* _SELECTED PASSAGE_
# Dataframes Creation

This notebook does the following: 
- Reads all the dvrk_pedals.bag, and dvrk_kinematic.bag files.
- Preprocess them (plese refer to our paper for more details).
- Merges them in a single Dataframe and do a small analysis of it.

## Files preparation
To use this notebook please create a folder called bag_folder and copy inside of it each of the dvrk_pedals.bag, and dvrk_kinematic.bag. It will then be necessary to rename them. Do it as in following example:

- Original folder: G_2.
- Original .bag files names: dvrk_pedals.bag, dvrk_kinematics.bag.
- Renamed .bag files: dvrk_pedals_G2.bag, dvrk_kinematics_G2.bag.
- Then rename and copy inside the bag_folder the rest of the .bag files for all the procedures.

Finally create another folder called df_surgeons.



In [1]:
import pandas as pd
import bagpy
from bagpy import bagreader
import numpy as np
import os

In [2]:
def sync_df(data,df1,df2):
    
    true_indices = df1.index[df1[data] == True]
    df2[data] = 0
    
    true_time=[]
    true_data_index=[]
    eps=0.006

    for i in true_indices:
        time=df1['Time'][i]
        true_time.append(time)
        true_data_index.append(df2.index[abs(df2['Time']-time) < eps])

* _DIRECTION_
Name every folder that the dataframe-creation notebook above mentions.

* _EXTRACTED RECORDS_
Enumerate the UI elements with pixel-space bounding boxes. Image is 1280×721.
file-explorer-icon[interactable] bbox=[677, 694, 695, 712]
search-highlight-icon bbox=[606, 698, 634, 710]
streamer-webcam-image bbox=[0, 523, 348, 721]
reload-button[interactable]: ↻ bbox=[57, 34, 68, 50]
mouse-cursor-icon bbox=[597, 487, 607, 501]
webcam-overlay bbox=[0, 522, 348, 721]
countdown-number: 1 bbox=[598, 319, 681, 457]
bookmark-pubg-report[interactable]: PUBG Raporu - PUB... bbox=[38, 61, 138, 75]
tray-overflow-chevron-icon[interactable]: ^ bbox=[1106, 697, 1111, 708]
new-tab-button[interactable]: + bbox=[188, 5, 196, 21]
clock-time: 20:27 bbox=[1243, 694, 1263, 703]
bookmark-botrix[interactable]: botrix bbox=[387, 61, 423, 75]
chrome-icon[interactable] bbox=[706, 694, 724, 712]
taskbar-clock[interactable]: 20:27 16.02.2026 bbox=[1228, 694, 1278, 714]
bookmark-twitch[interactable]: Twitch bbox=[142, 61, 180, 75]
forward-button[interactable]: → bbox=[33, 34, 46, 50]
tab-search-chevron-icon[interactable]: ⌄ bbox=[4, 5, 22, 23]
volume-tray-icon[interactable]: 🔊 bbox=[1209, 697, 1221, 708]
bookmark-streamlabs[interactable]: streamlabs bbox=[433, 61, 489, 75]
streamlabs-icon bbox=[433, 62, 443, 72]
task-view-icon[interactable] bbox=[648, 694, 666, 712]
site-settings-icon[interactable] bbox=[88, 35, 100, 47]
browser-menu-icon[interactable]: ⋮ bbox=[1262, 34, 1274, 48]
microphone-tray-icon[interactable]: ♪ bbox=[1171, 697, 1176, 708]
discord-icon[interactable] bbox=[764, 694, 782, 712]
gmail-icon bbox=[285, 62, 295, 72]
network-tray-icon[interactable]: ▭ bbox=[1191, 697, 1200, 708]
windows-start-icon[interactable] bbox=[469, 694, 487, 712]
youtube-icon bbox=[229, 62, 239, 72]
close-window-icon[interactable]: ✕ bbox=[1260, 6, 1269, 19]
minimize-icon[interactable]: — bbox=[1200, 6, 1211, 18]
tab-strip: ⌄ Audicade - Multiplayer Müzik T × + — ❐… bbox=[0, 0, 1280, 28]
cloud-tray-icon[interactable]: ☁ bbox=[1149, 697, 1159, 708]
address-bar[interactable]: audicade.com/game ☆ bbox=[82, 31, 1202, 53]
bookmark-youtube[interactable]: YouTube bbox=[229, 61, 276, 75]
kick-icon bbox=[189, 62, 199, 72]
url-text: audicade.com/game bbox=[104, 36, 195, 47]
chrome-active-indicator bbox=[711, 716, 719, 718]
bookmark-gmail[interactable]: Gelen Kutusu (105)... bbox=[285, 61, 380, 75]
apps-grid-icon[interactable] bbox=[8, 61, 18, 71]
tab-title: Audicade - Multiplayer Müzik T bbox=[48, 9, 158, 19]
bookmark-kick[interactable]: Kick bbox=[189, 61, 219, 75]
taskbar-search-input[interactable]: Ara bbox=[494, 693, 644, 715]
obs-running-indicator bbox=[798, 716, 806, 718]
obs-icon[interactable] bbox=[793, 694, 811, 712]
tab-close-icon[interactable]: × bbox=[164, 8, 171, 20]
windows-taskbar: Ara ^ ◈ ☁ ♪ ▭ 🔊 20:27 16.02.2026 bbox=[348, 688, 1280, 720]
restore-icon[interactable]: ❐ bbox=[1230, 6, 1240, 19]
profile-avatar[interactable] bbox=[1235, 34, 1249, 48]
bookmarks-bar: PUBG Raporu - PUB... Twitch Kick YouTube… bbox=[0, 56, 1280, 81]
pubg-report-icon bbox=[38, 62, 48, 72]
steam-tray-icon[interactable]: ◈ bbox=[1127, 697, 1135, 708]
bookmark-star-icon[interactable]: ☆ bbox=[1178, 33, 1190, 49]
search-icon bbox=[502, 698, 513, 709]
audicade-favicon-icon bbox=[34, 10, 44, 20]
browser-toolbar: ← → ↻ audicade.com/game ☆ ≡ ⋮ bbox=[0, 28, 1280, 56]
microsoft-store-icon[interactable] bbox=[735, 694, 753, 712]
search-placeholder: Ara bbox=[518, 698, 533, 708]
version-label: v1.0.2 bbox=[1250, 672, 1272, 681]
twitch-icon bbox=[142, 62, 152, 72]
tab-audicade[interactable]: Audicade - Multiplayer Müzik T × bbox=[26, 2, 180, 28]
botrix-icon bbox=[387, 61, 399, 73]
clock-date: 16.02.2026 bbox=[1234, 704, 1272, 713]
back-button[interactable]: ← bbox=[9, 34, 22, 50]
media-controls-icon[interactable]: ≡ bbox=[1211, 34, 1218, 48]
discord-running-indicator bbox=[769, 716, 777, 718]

* _REPLY_
bag_folder, G_2, df_surgeons